***** Data lines *****

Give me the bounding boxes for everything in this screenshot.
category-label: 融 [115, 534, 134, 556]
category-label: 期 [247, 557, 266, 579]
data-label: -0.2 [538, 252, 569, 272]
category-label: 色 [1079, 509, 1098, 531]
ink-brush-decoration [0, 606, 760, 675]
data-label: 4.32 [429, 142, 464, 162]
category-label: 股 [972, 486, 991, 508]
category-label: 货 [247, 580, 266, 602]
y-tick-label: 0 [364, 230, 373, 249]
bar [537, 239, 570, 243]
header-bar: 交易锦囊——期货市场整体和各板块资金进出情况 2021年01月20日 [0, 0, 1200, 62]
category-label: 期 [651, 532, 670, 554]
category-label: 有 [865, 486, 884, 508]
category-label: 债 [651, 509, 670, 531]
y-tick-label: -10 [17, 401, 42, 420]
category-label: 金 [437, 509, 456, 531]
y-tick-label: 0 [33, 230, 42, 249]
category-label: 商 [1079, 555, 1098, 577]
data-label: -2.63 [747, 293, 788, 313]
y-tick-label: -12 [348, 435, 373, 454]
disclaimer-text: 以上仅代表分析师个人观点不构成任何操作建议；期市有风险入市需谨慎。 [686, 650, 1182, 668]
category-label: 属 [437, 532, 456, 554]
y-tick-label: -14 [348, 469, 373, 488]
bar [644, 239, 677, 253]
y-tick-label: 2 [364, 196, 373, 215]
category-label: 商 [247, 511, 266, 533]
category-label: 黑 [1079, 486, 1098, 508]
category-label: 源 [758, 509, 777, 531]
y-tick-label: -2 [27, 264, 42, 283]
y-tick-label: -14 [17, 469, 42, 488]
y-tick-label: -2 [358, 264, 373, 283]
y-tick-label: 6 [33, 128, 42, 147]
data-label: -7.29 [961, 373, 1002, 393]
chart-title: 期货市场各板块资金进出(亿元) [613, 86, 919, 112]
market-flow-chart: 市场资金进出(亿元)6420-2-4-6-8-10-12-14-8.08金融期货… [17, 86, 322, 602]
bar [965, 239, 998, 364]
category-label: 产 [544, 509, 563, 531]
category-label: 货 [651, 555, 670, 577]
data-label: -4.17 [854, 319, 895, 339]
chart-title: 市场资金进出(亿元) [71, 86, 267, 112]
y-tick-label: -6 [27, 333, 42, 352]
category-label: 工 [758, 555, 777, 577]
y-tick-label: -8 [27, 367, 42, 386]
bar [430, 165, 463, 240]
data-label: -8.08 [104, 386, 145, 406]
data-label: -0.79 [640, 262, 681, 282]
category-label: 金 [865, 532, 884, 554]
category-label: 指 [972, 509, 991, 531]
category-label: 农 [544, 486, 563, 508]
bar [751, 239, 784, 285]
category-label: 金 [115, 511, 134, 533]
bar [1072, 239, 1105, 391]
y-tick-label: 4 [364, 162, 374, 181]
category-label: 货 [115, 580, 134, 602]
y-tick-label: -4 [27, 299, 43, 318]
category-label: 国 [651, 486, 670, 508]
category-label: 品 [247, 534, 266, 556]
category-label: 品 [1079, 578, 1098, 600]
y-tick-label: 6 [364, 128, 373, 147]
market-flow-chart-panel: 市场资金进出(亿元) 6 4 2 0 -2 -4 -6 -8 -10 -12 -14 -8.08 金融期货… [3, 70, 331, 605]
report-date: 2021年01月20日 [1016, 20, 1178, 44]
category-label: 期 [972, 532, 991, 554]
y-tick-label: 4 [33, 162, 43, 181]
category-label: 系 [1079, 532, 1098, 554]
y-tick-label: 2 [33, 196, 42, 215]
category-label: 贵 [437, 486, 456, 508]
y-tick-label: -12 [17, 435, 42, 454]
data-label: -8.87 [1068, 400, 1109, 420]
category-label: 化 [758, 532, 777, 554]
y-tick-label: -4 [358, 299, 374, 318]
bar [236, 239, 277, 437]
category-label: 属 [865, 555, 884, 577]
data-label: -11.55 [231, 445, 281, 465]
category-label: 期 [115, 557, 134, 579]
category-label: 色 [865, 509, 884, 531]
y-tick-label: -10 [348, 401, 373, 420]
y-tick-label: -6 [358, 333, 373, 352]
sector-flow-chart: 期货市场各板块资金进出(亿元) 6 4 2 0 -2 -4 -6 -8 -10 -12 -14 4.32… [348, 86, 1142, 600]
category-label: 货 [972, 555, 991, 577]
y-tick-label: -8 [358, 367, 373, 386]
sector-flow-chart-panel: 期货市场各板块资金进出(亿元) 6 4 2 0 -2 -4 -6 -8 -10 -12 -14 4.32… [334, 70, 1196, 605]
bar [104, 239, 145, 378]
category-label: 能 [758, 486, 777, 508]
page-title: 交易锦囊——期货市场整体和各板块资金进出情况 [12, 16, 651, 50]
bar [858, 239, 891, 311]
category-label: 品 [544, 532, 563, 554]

*****
***** Data lines *****

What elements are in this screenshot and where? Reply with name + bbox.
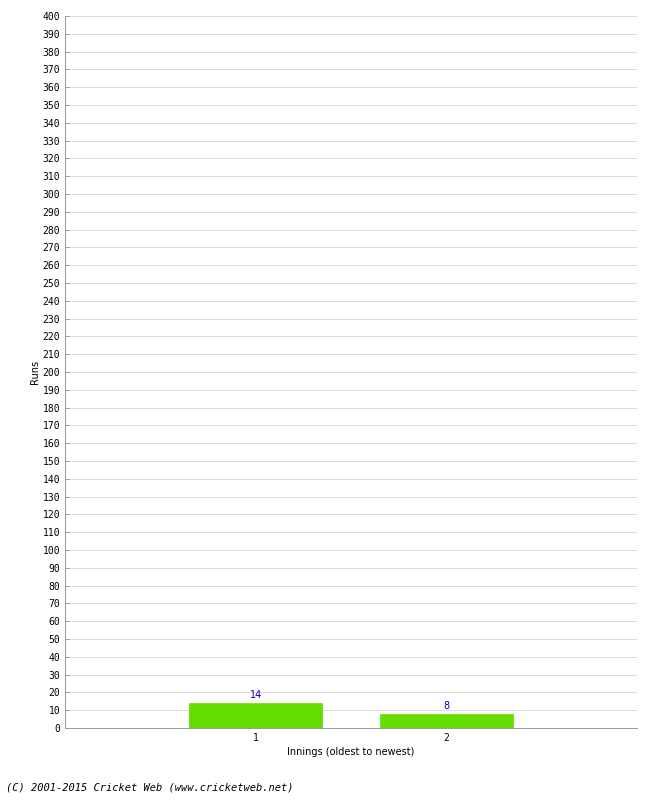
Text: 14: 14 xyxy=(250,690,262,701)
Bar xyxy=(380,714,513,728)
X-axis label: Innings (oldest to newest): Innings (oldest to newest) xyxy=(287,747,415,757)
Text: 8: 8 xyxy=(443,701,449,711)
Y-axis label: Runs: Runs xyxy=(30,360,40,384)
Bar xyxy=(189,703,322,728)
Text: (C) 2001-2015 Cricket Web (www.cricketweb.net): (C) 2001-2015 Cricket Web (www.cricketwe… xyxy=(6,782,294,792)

*****

## [What is required]
Rewrite the records from the line with "Text: 14: 14 xyxy=(250,690,262,701)" up to and including the line with "Bar xyxy=(189,703,322,728)", substituting "Column" for "Bar" and leaving everything else unchanged.

## [Result for this task]
Text: 14: 14 xyxy=(250,690,262,701)
Column xyxy=(380,714,513,728)
X-axis label: Innings (oldest to newest): Innings (oldest to newest) xyxy=(287,747,415,757)
Text: 8: 8 xyxy=(443,701,449,711)
Y-axis label: Runs: Runs xyxy=(30,360,40,384)
Column xyxy=(189,703,322,728)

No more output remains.